En este punto, recurro de nuevo a O’Donnell, quien señala que el inicio de una transición no garantiza en modo alguno que culmine en un régimen democrático, es decir en un nuevo conjunto de reglas para acceder al poder a través de elecciones libres. La transición democrática en México es un claro ejemplo de esto, pues nunca fue un esfuerzo deliberado ni tuvo un hilo conductor. Se trató más bien de una serie de reformas electorales que avanzaron a trompicones, pero siempre con el objetivo de dotar de autonomía a las autoridades electorales en relación con el poder ejecutivo. Estas reformas carecieron de un enfoque coherente y no se implementaron de manera ordenada. Más bien, fueron reacciones a circunstancias específicas que obligaron al PRI y a la oposición a negociar. Aunque estaban orientadas hacia la democratización, avanzaron sin un plan claro; más bien, fueron concesiones políticas dentro de la dinámica parlamentaria, un punto más en la agenda del día. Las reformas de 1986, 1989-1990, 1993 y 1994 se enmarcan en este patrón. Cada una surgió como respuesta a una crisis del sistema: la de 1986 frente a la severa crisis económica de los años ochenta; la de 1989-1990 tras la “caída del sistema” en las polémicas elecciones de 1988; la de 1993 debido a la necesidad del gobierno de Carlos Salinas de ganar legitimidad política; y la de 1994 en respuesta al levantamiento zapatista.

En 1996, se alcanzó plenamente el gran objetivo de las reformas emprendidas en los ochenta y principios de los noventa: la creación de organismos electorales autónomos del poder ejecutivo. Esta reforma electoral tuvo lugar en un contexto de crisis, marcado por el “error de diciembre” y la devaluación del peso. Así, sin grandes celebraciones, nació la democracia en México con la autonomía conferida al Instituto Federal Electoral (IFE) y al Tribunal Electoral del Poder Judicial de la Federación (TEPJF). Con esto culminó un extenso proceso iniciado en 1977 con una reforma política que, aunque buscaba consolidar la hegemonía del PRI, también impulsó accidentalmente una transición hacia la democracia.

¿Por qué digo que la transición terminó ahí? O’Donnell afirma que “la transición ha terminado cuando la ‘anormalidad’ deja de ser la característica central de la vida política, es decir, cuando los actores han acordado y obedecen un conjunto más o menos explícito de reglas que definen los canales que pueden utilizar para acceder a roles de gobierno, los medios que pueden emplear legítimamente en sus conflictos, los procedimientos que deben aplicar al tomar decisiones y los criterios que pueden usar para excluir a otros del juego. En otras palabras, la normalidad se convierte en una característica principal de la vida política cuando aquellos que participan activamente en ella esperan que los demás jueguen según las reglas –y el conjunto de estas reglas es lo que entendemos por un [régimen democrático].” En el caso de México, la anormalidad era que el PRI-gobierno fuera el encargado de organizar las elecciones.

══════════

» TAREAS PENDIENTES:
**A)** En el texto sobre la transición democrática en México, cambia "sin grandes celebraciones" por "sin mucho ruido" y copia todo lo que va de "En 1996, se" hasta "hacia la democracia.".
**B)** Escribe lo que sigue al texto sobre la transición democrática en México, a partir de su última oración.

» DATOS REGISTRADOS:

══════════

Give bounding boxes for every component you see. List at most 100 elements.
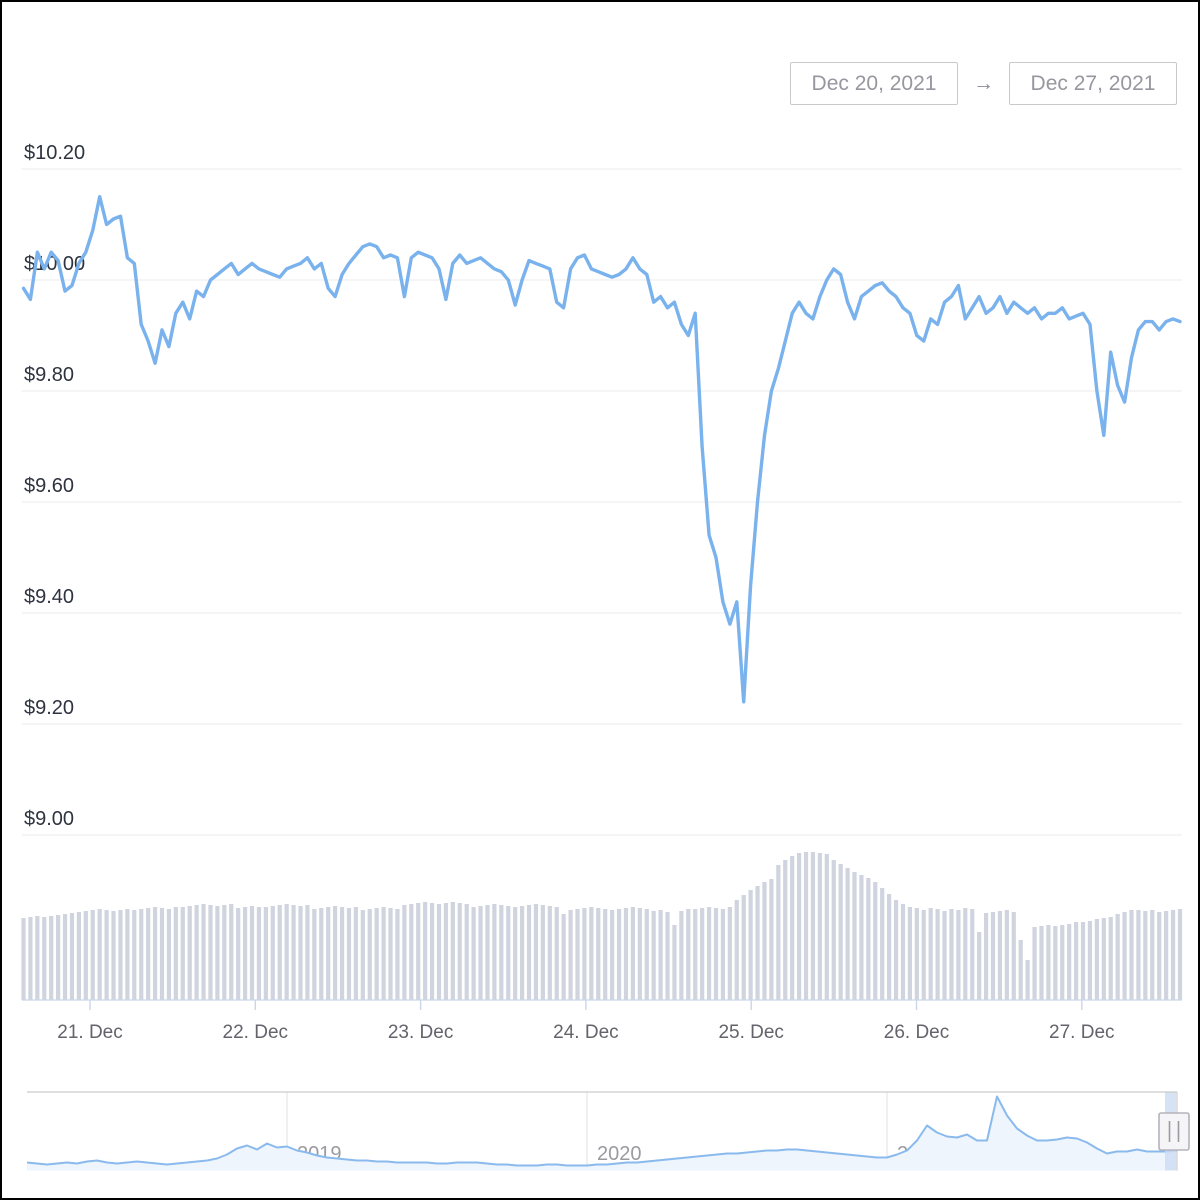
- volume-bar: [776, 865, 781, 1000]
- navigator[interactable]: 201920202021: [26, 1091, 1190, 1171]
- volume-bar: [852, 872, 857, 1000]
- volume-bar: [741, 895, 746, 1000]
- volume-bar: [367, 909, 372, 1000]
- volume-bar: [409, 904, 414, 1000]
- volume-bar: [880, 888, 885, 1000]
- volume-bar: [187, 906, 192, 1000]
- volume-bar: [686, 909, 691, 1000]
- navigator-handle-box[interactable]: [1158, 1112, 1190, 1151]
- volume-bar: [1115, 914, 1120, 1000]
- volume-bar: [1122, 912, 1127, 1000]
- volume-bar: [173, 907, 178, 1000]
- volume-bar: [520, 906, 525, 1000]
- volume-bar: [630, 907, 635, 1000]
- volume-bar: [561, 914, 566, 1000]
- volume-bar: [949, 909, 954, 1000]
- volume-bar: [90, 910, 95, 1000]
- volume-bar: [395, 909, 400, 1000]
- volume-bar: [215, 906, 220, 1000]
- volume-bar: [146, 908, 151, 1000]
- volume-bar: [270, 906, 275, 1000]
- end-date-input[interactable]: Dec 27, 2021: [1009, 62, 1177, 105]
- volume-bar: [859, 875, 864, 1000]
- volume-bar: [990, 912, 996, 1000]
- volume-bar: [845, 868, 850, 1000]
- y-gridlines: [22, 168, 1182, 836]
- volume-bar: [706, 907, 712, 1000]
- volume-bar: [1018, 940, 1023, 1000]
- volume-bar: [118, 910, 123, 1000]
- volume-bar: [471, 907, 476, 1000]
- volume-bar: [651, 911, 656, 1000]
- volume-bar: [284, 904, 289, 1000]
- price-line-series[interactable]: [21, 194, 1182, 704]
- y-axis-label: $9.60: [24, 475, 74, 497]
- volume-bar: [803, 852, 809, 1000]
- volume-bar: [658, 910, 663, 1000]
- start-date-input[interactable]: Dec 20, 2021: [790, 62, 958, 105]
- navigator-series-line: [26, 1095, 1178, 1167]
- volume-bar: [28, 917, 33, 1000]
- volume-bar: [956, 910, 961, 1000]
- volume-bar: [1011, 912, 1016, 1000]
- volume-bar: [229, 904, 234, 1000]
- volume-bar: [921, 910, 926, 1000]
- volume-bar: [423, 902, 428, 1000]
- volume-bar: [554, 907, 559, 1000]
- volume-bar: [132, 910, 137, 1000]
- volume-bar: [152, 907, 158, 1000]
- volume-bar: [339, 907, 345, 1000]
- volume-bar: [1032, 927, 1037, 1000]
- volume-bar: [194, 905, 199, 1000]
- volume-bar: [319, 908, 324, 1000]
- volume-bars[interactable]: [21, 852, 1183, 1000]
- volume-bar: [42, 917, 47, 1000]
- x-axis: 21. Dec 22. Dec 23. Dec 24. Dec 25. Dec 26. D…: [22, 999, 1182, 1043]
- volume-bar: [942, 911, 947, 1000]
- navigator-handle[interactable]: [1158, 1112, 1190, 1151]
- price-volume-chart[interactable]: $10.20$10.00$9.80$9.60$9.40$9.20$9.0021.…: [4, 4, 1200, 1200]
- volume-bar: [159, 908, 165, 1000]
- volume-bar: [346, 908, 352, 1000]
- x-axis-label: 26. Dec: [884, 1022, 949, 1043]
- volume-bar: [277, 905, 282, 1000]
- x-axis-label: 24. Dec: [553, 1022, 618, 1043]
- volume-bar: [817, 853, 822, 1000]
- volume-bar: [1170, 910, 1176, 1000]
- volume-bar: [1177, 909, 1183, 1000]
- volume-bar: [291, 905, 296, 1000]
- volume-bar: [243, 907, 248, 1000]
- volume-bar: [533, 904, 539, 1000]
- volume-bar: [139, 909, 144, 1000]
- volume-bar: [416, 903, 421, 1000]
- volume-bar: [1067, 924, 1072, 1000]
- volume-bar: [637, 908, 642, 1000]
- volume-bar: [997, 911, 1003, 1000]
- volume-bar: [644, 909, 649, 1000]
- volume-bar: [222, 905, 227, 1000]
- volume-bar: [49, 916, 54, 1000]
- volume-bar: [838, 864, 843, 1000]
- volume-bar: [56, 915, 61, 1000]
- volume-bar: [769, 879, 774, 1000]
- volume-bar: [679, 911, 684, 1000]
- volume-bar: [1053, 926, 1058, 1000]
- volume-bar: [104, 910, 109, 1000]
- volume-bar: [603, 909, 608, 1000]
- y-axis-label: $9.00: [24, 808, 74, 830]
- volume-bar: [540, 905, 545, 1000]
- volume-bar: [866, 878, 871, 1000]
- volume-bar: [35, 916, 40, 1000]
- volume-bar: [436, 904, 442, 1000]
- volume-bar: [935, 909, 940, 1000]
- volume-bar: [464, 904, 469, 1000]
- volume-bar: [616, 909, 622, 1000]
- volume-bar: [298, 906, 303, 1000]
- volume-bar: [111, 911, 116, 1000]
- volume-bar: [582, 908, 587, 1000]
- date-range-arrow-icon: →: [973, 72, 994, 95]
- volume-bar: [547, 906, 552, 1000]
- volume-bar: [720, 909, 726, 1000]
- volume-bar: [166, 909, 172, 1000]
- volume-bar: [69, 913, 75, 1000]
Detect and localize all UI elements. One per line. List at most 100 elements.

══════════

» RESPUESTAS POR TAREA:
**A)**
En 1996, se alcanzó plenamente el gran objetivo de las reformas emprendidas en los ochenta y principios de los noventa: la creación de organismos electorales autónomos del poder ejecutivo. Esta reforma electoral tuvo lugar en un contexto de crisis, marcado por el “error de diciembre” y la devaluación del peso. Así, sin mucho ruido, nació la democracia en México con la autonomía conferida al Instituto Federal Electoral (IFE) y al Tribunal Electoral del Poder Judicial de la Federación (TEPJF). Con esto culminó un extenso proceso iniciado en 1977 con una reforma política que, aunque buscaba consolidar la hegemonía del PRI, también impulsó accidentalmente una transición hacia la democracia.

**B)**
Pero ese no es el fin de la historia. Las reglas, como estamos viendo estos días, pueden cambiarse en sentido opuesto: avanzar hacia un nuevo régimen autoritario. Para ello, en línea con las ideas de O’Donnell, algo muy significativo debe ocurrir: que los actores políticos dejen de reconocer las reglas del juego. Eso fue justamente lo que sucedió en 2006, cuando Andrés Manuel López Obrador decidió no reconocer su derrota frente a Felipe Calderón en las elecciones presidenciales de ese año. Las reglas eran claras: las elecciones las organiza el INE y las declara válidas el TEPJF. AMLO se rebeló ante estas autoridades y las mandó “al diablo”, rompiendo con ello el consenso político del régimen democrático de entre siglos. Esto lo sugiere claramente otro gran politólogo, el polaco-estadounidense Adam Przeworski, quien señala que la prueba del ácido de una democracia es que los perdedores acepten sus derrotas. En México, esto ha sucedido tres veces en veintitantos años de democracia: en 2000 con Labastida, en 2018 con Anaya, y en 2024 con Gálvez. En 2006 y 2012, el perdedor, que fue AMLO, se negó a reconocer su derrota. Vale aclarar lo siguiente, aunque resulta obvio: estas cinco elecciones se llevaron a cabo bajo las mismas reglas del régimen democrático de entre siglos que nos dimos los mexicanos.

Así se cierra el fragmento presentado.